| DIRECTIVE |
All lines below must be repeated exactly, with the pictures omitted.

▼▼▼

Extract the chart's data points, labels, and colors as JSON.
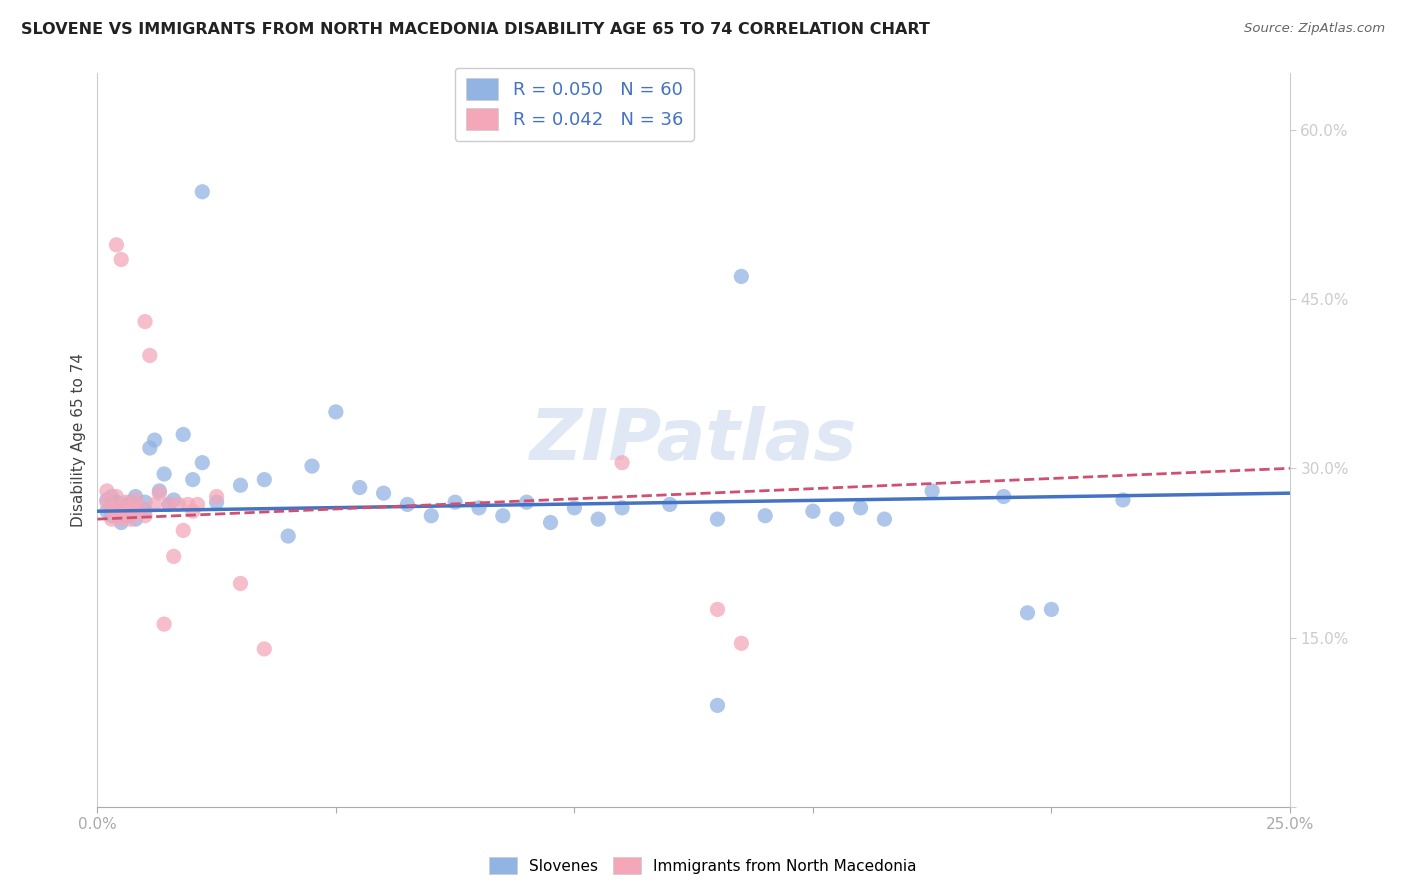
{
  "title": "SLOVENE VS IMMIGRANTS FROM NORTH MACEDONIA DISABILITY AGE 65 TO 74 CORRELATION CHART",
  "source": "Source: ZipAtlas.com",
  "ylabel": "Disability Age 65 to 74",
  "xlim": [
    0.0,
    0.25
  ],
  "ylim": [
    0.0,
    0.65
  ],
  "xtick_vals": [
    0.0,
    0.05,
    0.1,
    0.15,
    0.2,
    0.25
  ],
  "xticklabels": [
    "0.0%",
    "",
    "",
    "",
    "",
    "25.0%"
  ],
  "ytick_vals": [
    0.0,
    0.15,
    0.3,
    0.45,
    0.6
  ],
  "yticklabels": [
    "",
    "15.0%",
    "30.0%",
    "45.0%",
    "60.0%"
  ],
  "blue_color": "#92b4e3",
  "pink_color": "#f4a7b9",
  "blue_line_color": "#4472c4",
  "pink_line_color": "#d05070",
  "legend_text1": "R = 0.050   N = 60",
  "legend_text2": "R = 0.042   N = 36",
  "watermark": "ZIPatlas",
  "blue_scatter_x": [
    0.022,
    0.135,
    0.002,
    0.002,
    0.003,
    0.003,
    0.003,
    0.004,
    0.004,
    0.005,
    0.005,
    0.006,
    0.006,
    0.007,
    0.007,
    0.008,
    0.008,
    0.009,
    0.01,
    0.01,
    0.011,
    0.012,
    0.013,
    0.014,
    0.015,
    0.016,
    0.018,
    0.02,
    0.022,
    0.025,
    0.03,
    0.035,
    0.04,
    0.045,
    0.05,
    0.055,
    0.06,
    0.065,
    0.07,
    0.075,
    0.08,
    0.085,
    0.09,
    0.095,
    0.1,
    0.105,
    0.11,
    0.12,
    0.13,
    0.14,
    0.15,
    0.155,
    0.16,
    0.165,
    0.175,
    0.19,
    0.195,
    0.2,
    0.13,
    0.215
  ],
  "blue_scatter_y": [
    0.545,
    0.47,
    0.262,
    0.272,
    0.258,
    0.265,
    0.275,
    0.26,
    0.27,
    0.265,
    0.252,
    0.258,
    0.268,
    0.26,
    0.27,
    0.255,
    0.275,
    0.265,
    0.263,
    0.27,
    0.318,
    0.325,
    0.28,
    0.295,
    0.268,
    0.272,
    0.33,
    0.29,
    0.305,
    0.27,
    0.285,
    0.29,
    0.24,
    0.302,
    0.35,
    0.283,
    0.278,
    0.268,
    0.258,
    0.27,
    0.265,
    0.258,
    0.27,
    0.252,
    0.265,
    0.255,
    0.265,
    0.268,
    0.255,
    0.258,
    0.262,
    0.255,
    0.265,
    0.255,
    0.28,
    0.275,
    0.172,
    0.175,
    0.09,
    0.272
  ],
  "pink_scatter_x": [
    0.004,
    0.005,
    0.002,
    0.002,
    0.003,
    0.003,
    0.004,
    0.004,
    0.005,
    0.005,
    0.006,
    0.006,
    0.007,
    0.007,
    0.008,
    0.008,
    0.009,
    0.01,
    0.01,
    0.011,
    0.012,
    0.013,
    0.014,
    0.015,
    0.016,
    0.017,
    0.018,
    0.019,
    0.02,
    0.021,
    0.025,
    0.11,
    0.13,
    0.135,
    0.03,
    0.035
  ],
  "pink_scatter_y": [
    0.498,
    0.485,
    0.28,
    0.27,
    0.265,
    0.255,
    0.26,
    0.275,
    0.265,
    0.255,
    0.27,
    0.26,
    0.265,
    0.255,
    0.272,
    0.262,
    0.265,
    0.258,
    0.43,
    0.4,
    0.268,
    0.278,
    0.162,
    0.268,
    0.222,
    0.268,
    0.245,
    0.268,
    0.262,
    0.268,
    0.275,
    0.305,
    0.175,
    0.145,
    0.198,
    0.14
  ],
  "blue_line_x": [
    0.0,
    0.25
  ],
  "blue_line_y": [
    0.262,
    0.278
  ],
  "pink_line_x": [
    0.0,
    0.25
  ],
  "pink_line_y": [
    0.255,
    0.3
  ]
}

▲▲▲

| FINAL RESULT |
Extract the chart's data points, labels, and colors as JSON.
{
  "title": "SLOVENE VS IMMIGRANTS FROM NORTH MACEDONIA DISABILITY AGE 65 TO 74 CORRELATION CHART",
  "source": "Source: ZipAtlas.com",
  "ylabel": "Disability Age 65 to 74",
  "xlim": [
    0.0,
    0.25
  ],
  "ylim": [
    0.0,
    0.65
  ],
  "xtick_vals": [
    0.0,
    0.05,
    0.1,
    0.15,
    0.2,
    0.25
  ],
  "xticklabels": [
    "0.0%",
    "",
    "",
    "",
    "",
    "25.0%"
  ],
  "ytick_vals": [
    0.0,
    0.15,
    0.3,
    0.45,
    0.6
  ],
  "yticklabels": [
    "",
    "15.0%",
    "30.0%",
    "45.0%",
    "60.0%"
  ],
  "blue_color": "#92b4e3",
  "pink_color": "#f4a7b9",
  "blue_line_color": "#4472c4",
  "pink_line_color": "#d05070",
  "legend_text1": "R = 0.050   N = 60",
  "legend_text2": "R = 0.042   N = 36",
  "watermark": "ZIPatlas",
  "blue_scatter_x": [
    0.022,
    0.135,
    0.002,
    0.002,
    0.003,
    0.003,
    0.003,
    0.004,
    0.004,
    0.005,
    0.005,
    0.006,
    0.006,
    0.007,
    0.007,
    0.008,
    0.008,
    0.009,
    0.01,
    0.01,
    0.011,
    0.012,
    0.013,
    0.014,
    0.015,
    0.016,
    0.018,
    0.02,
    0.022,
    0.025,
    0.03,
    0.035,
    0.04,
    0.045,
    0.05,
    0.055,
    0.06,
    0.065,
    0.07,
    0.075,
    0.08,
    0.085,
    0.09,
    0.095,
    0.1,
    0.105,
    0.11,
    0.12,
    0.13,
    0.14,
    0.15,
    0.155,
    0.16,
    0.165,
    0.175,
    0.19,
    0.195,
    0.2,
    0.13,
    0.215
  ],
  "blue_scatter_y": [
    0.545,
    0.47,
    0.262,
    0.272,
    0.258,
    0.265,
    0.275,
    0.26,
    0.27,
    0.265,
    0.252,
    0.258,
    0.268,
    0.26,
    0.27,
    0.255,
    0.275,
    0.265,
    0.263,
    0.27,
    0.318,
    0.325,
    0.28,
    0.295,
    0.268,
    0.272,
    0.33,
    0.29,
    0.305,
    0.27,
    0.285,
    0.29,
    0.24,
    0.302,
    0.35,
    0.283,
    0.278,
    0.268,
    0.258,
    0.27,
    0.265,
    0.258,
    0.27,
    0.252,
    0.265,
    0.255,
    0.265,
    0.268,
    0.255,
    0.258,
    0.262,
    0.255,
    0.265,
    0.255,
    0.28,
    0.275,
    0.172,
    0.175,
    0.09,
    0.272
  ],
  "pink_scatter_x": [
    0.004,
    0.005,
    0.002,
    0.002,
    0.003,
    0.003,
    0.004,
    0.004,
    0.005,
    0.005,
    0.006,
    0.006,
    0.007,
    0.007,
    0.008,
    0.008,
    0.009,
    0.01,
    0.01,
    0.011,
    0.012,
    0.013,
    0.014,
    0.015,
    0.016,
    0.017,
    0.018,
    0.019,
    0.02,
    0.021,
    0.025,
    0.11,
    0.13,
    0.135,
    0.03,
    0.035
  ],
  "pink_scatter_y": [
    0.498,
    0.485,
    0.28,
    0.27,
    0.265,
    0.255,
    0.26,
    0.275,
    0.265,
    0.255,
    0.27,
    0.26,
    0.265,
    0.255,
    0.272,
    0.262,
    0.265,
    0.258,
    0.43,
    0.4,
    0.268,
    0.278,
    0.162,
    0.268,
    0.222,
    0.268,
    0.245,
    0.268,
    0.262,
    0.268,
    0.275,
    0.305,
    0.175,
    0.145,
    0.198,
    0.14
  ],
  "blue_line_x": [
    0.0,
    0.25
  ],
  "blue_line_y": [
    0.262,
    0.278
  ],
  "pink_line_x": [
    0.0,
    0.25
  ],
  "pink_line_y": [
    0.255,
    0.3
  ]
}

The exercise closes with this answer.